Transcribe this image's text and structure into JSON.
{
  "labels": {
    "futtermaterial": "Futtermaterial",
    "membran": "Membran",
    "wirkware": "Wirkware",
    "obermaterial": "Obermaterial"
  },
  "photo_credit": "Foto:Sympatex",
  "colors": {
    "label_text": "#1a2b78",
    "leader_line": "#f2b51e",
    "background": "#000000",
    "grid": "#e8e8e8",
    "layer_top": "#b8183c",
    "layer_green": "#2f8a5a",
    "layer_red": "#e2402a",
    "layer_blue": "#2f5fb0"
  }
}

────────

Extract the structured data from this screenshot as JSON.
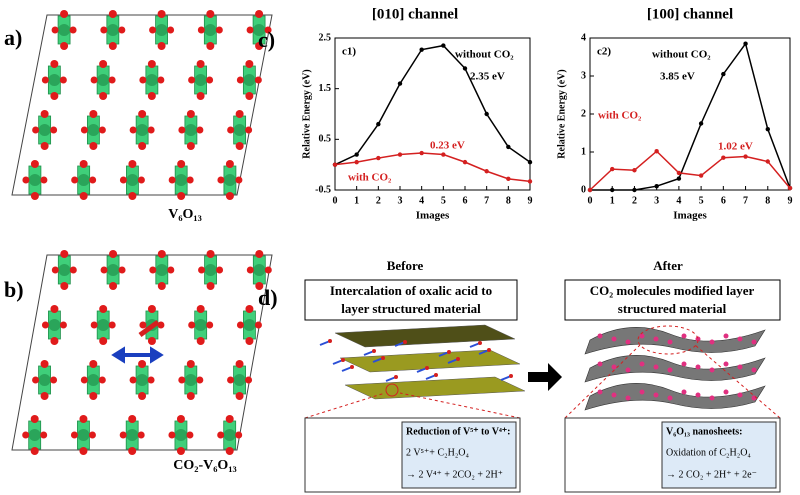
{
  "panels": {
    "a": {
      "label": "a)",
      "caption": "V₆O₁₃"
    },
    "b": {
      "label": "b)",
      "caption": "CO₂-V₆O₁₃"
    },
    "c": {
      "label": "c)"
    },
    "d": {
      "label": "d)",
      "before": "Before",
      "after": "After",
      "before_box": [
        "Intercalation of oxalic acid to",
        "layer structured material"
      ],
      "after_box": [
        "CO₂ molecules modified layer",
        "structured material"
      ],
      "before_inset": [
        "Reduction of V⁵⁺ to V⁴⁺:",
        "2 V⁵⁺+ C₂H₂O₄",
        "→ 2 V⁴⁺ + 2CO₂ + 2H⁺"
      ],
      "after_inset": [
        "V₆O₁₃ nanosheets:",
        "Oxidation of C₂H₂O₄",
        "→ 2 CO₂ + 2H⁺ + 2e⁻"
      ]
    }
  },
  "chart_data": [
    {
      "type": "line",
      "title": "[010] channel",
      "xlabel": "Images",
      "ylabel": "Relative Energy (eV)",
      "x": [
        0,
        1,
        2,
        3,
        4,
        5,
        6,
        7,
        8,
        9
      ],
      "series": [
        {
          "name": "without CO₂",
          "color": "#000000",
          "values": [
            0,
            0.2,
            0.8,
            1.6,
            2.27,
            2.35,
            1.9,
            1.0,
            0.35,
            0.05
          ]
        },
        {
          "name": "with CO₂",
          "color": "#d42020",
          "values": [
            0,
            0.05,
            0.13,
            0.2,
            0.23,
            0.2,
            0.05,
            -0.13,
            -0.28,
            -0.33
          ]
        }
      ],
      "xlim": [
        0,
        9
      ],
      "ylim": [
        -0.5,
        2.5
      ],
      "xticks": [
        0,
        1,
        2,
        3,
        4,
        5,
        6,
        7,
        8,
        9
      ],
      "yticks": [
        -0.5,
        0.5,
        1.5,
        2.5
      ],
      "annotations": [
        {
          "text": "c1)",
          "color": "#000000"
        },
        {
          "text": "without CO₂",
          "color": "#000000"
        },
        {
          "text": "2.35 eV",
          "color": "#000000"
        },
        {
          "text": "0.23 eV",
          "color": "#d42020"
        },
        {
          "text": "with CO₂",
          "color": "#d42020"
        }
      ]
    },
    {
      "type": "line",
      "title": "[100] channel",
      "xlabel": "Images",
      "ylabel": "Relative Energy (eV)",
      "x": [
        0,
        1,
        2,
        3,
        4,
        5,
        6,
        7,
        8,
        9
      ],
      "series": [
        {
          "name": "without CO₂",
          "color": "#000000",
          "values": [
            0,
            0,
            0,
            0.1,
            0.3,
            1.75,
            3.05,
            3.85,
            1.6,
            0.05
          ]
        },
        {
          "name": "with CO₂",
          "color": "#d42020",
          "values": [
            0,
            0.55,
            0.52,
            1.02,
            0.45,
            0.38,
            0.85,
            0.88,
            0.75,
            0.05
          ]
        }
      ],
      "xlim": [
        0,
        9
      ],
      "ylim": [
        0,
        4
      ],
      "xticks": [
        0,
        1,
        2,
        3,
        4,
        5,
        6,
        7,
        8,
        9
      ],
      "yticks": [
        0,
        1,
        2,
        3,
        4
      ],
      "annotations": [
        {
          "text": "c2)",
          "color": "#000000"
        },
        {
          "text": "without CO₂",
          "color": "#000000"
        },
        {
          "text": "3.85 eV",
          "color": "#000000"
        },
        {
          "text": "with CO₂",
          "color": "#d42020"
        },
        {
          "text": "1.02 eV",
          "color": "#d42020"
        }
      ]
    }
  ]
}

────────

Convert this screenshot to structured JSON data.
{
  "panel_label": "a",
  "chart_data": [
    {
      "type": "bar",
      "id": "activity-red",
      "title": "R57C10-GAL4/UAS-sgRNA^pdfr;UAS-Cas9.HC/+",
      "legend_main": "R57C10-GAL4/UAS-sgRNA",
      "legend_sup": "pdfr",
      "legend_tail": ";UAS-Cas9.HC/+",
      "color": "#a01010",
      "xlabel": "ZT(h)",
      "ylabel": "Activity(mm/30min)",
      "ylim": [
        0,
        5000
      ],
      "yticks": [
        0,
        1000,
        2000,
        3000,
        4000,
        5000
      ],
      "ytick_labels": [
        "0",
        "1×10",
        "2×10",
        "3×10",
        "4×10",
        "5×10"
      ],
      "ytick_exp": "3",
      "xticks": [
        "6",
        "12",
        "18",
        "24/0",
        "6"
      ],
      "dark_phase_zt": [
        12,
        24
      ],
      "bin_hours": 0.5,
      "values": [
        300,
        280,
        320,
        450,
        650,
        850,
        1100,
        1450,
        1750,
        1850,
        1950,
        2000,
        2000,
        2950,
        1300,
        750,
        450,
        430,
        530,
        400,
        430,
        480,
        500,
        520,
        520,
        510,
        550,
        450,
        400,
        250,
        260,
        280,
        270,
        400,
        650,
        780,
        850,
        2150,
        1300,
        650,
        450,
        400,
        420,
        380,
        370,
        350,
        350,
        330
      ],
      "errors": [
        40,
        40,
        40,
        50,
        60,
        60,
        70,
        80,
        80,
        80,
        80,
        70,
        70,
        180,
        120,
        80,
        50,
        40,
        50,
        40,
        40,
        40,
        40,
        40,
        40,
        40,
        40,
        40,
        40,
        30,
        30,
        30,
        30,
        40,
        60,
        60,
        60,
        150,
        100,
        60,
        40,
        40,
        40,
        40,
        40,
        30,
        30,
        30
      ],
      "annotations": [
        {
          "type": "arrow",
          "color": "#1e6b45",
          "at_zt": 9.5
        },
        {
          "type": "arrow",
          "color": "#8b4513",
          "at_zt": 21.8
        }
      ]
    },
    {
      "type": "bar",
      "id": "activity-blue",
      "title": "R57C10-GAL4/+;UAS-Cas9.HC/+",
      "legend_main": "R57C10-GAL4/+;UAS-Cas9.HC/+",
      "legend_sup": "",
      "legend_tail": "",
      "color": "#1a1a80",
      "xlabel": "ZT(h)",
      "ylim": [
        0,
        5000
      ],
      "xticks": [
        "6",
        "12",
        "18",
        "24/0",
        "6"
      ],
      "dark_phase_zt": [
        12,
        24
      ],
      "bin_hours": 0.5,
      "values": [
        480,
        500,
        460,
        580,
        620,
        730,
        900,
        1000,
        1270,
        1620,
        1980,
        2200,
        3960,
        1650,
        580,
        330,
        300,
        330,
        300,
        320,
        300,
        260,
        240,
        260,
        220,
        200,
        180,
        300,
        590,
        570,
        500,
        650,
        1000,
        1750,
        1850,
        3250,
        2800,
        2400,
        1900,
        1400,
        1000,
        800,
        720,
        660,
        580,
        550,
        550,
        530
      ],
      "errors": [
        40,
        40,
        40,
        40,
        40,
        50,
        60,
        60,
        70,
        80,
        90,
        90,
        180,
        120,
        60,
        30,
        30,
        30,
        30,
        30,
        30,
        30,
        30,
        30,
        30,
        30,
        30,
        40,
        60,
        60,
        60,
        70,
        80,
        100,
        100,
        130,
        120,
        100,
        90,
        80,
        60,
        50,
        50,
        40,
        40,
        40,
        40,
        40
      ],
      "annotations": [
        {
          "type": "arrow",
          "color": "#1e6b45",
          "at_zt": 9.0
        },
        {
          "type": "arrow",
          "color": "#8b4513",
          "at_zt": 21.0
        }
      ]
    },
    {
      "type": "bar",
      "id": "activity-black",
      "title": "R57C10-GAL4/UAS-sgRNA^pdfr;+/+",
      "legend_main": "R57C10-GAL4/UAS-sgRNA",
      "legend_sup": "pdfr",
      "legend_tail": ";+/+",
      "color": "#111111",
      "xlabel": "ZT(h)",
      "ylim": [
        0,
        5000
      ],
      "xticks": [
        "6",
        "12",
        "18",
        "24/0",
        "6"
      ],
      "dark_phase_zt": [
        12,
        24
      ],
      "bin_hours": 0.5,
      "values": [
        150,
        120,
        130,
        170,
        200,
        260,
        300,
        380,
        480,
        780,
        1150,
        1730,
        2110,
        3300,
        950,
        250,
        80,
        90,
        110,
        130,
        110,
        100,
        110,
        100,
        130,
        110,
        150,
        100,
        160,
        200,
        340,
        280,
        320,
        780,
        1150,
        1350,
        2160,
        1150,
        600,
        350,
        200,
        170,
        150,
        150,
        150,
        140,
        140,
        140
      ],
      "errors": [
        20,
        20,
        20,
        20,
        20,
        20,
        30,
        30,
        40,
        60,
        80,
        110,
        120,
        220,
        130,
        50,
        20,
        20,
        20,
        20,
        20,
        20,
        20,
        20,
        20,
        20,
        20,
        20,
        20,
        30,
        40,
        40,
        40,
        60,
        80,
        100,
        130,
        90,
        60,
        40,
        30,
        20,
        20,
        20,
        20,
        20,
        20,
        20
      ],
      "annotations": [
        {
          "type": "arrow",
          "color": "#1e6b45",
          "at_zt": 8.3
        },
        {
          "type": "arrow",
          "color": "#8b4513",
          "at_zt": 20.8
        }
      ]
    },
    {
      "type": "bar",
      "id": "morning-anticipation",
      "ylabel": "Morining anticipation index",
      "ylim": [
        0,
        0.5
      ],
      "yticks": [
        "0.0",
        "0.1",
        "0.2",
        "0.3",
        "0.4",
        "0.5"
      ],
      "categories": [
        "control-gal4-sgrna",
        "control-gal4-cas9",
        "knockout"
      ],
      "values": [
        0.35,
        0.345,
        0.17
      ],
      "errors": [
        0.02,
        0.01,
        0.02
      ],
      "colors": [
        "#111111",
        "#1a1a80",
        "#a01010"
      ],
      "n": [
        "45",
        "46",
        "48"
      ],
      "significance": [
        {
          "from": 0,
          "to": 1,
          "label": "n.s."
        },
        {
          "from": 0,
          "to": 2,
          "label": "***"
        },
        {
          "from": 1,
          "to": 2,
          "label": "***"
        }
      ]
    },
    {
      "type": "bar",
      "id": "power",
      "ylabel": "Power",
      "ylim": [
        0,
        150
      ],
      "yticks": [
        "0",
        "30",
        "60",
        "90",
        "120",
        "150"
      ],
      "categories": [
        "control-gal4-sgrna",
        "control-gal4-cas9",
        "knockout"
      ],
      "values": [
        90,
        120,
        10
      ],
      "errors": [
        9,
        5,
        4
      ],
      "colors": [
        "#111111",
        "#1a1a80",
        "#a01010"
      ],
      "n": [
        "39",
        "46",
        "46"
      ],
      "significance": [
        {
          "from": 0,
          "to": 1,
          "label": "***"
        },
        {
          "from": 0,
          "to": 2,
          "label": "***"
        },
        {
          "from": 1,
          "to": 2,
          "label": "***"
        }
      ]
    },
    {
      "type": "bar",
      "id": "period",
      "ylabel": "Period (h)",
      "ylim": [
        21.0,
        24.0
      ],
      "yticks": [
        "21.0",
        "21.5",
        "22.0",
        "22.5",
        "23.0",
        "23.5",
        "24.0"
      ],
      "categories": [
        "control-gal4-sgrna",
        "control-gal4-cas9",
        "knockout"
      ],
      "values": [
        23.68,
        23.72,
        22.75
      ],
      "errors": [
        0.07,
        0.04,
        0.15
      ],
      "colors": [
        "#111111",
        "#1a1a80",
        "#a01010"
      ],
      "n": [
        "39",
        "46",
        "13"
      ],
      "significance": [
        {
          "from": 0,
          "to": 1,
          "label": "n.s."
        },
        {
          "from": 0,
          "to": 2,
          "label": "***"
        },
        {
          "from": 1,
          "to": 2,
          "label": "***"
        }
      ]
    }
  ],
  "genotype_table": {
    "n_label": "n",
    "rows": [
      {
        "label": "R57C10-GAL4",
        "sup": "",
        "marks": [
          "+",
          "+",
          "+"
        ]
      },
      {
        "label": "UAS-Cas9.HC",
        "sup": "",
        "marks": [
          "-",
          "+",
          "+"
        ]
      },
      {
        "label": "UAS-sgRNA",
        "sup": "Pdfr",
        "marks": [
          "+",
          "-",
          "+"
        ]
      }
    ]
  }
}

────────

WORK INSTRUCTIONS =>
Where a line of the entries contains the word "JSON", copy that line.

FINISHED EXERCISE =>
Transcribe this image's text and structure into JSON.
Extract the structured data from this screenshot as JSON.
Convert this screenshot to structured JSON data.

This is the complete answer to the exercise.